* GIVEN TASK *
The records below should be written out again, exactly.
........
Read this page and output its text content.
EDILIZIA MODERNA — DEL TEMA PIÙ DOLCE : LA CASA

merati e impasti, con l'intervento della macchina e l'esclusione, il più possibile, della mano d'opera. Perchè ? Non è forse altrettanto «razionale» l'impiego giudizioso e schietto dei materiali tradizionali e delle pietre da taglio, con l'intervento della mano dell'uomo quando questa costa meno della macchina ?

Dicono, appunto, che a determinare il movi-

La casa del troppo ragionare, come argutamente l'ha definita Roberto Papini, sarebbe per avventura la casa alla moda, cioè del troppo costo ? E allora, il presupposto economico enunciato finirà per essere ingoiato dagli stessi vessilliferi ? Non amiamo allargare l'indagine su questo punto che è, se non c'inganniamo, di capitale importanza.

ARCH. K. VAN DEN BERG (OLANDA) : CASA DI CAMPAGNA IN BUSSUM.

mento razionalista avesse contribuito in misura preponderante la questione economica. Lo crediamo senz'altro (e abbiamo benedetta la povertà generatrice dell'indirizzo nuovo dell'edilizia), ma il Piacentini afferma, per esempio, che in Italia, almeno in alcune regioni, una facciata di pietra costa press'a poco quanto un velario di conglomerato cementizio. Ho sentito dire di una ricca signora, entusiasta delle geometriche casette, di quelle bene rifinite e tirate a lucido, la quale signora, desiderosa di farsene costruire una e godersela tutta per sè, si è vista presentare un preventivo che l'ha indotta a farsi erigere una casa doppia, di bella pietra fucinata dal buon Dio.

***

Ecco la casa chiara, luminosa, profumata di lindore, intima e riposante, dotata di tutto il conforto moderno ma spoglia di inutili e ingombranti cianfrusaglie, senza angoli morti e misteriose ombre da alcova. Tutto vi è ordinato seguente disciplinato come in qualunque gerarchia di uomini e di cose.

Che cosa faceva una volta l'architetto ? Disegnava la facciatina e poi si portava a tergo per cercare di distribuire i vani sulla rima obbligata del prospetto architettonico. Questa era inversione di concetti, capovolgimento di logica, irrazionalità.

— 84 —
........
* EXPECTED ANSWER *
Read this page and output its text content.
EDILIZIA MODERNA — DEL TEMA PIÙ DOLCE : LA CASA

merati e impasti, con l'intervento della macchina e l'esclusione, il più possibile, della mano d'opera. Perchè ? Non è forse altrettanto «razionale» l'impiego giudizioso e schietto dei materiali tradizionali e delle pietre da taglio, con l'intervento della mano dell'uomo quando questa costa meno della macchina ?

Dicono, appunto, che a determinare il movi-

La casa del troppo ragionare, come argutamente l'ha definita Roberto Papini, sarebbe per avventura la casa alla moda, cioè del troppo costo ? E allora, il presupposto economico enunciato finirà per essere ingoiato dagli stessi vessilliferi ? Non amiamo allargare l'indagine su questo punto che è, se non c'inganniamo, di capitale importanza.

ARCH. K. VAN DEN BERG (OLANDA) : CASA DI CAMPAGNA IN BUSSUM.

mento razionalista avesse contribuito in misura preponderante la questione economica. Lo crediamo senz'altro (e abbiamo benedetta la povertà generatrice dell'indirizzo nuovo dell'edilizia), ma il Piacentini afferma, per esempio, che in Italia, almeno in alcune regioni, una facciata di pietra costa press'a poco quanto un velario di conglomerato cementizio. Ho sentito dire di una ricca signora, entusiasta delle geometriche casette, di quelle bene rifinite e tirate a lucido, la quale signora, desiderosa di farsene costruire una e godersela tutta per sè, si è vista presentare un preventivo che l'ha indotta a farsi erigere una casa doppia, di bella pietra fucinata dal buon Dio.

***

Ecco la casa chiara, luminosa, profumata di lindore, intima e riposante, dotata di tutto il conforto moderno ma spoglia di inutili e ingombranti cianfrusaglie, senza angoli morti e misteriose ombre da alcova. Tutto vi è ordinato seguente disciplinato come in qualunque gerarchia di uomini e di cose.

Che cosa faceva una volta l'architetto ? Disegnava la facciatina e poi si portava a tergo per cercare di distribuire i vani sulla rima obbligata del prospetto architettonico. Questa era inversione di concetti, capovolgimento di logica, irrazionalità.

— 84 —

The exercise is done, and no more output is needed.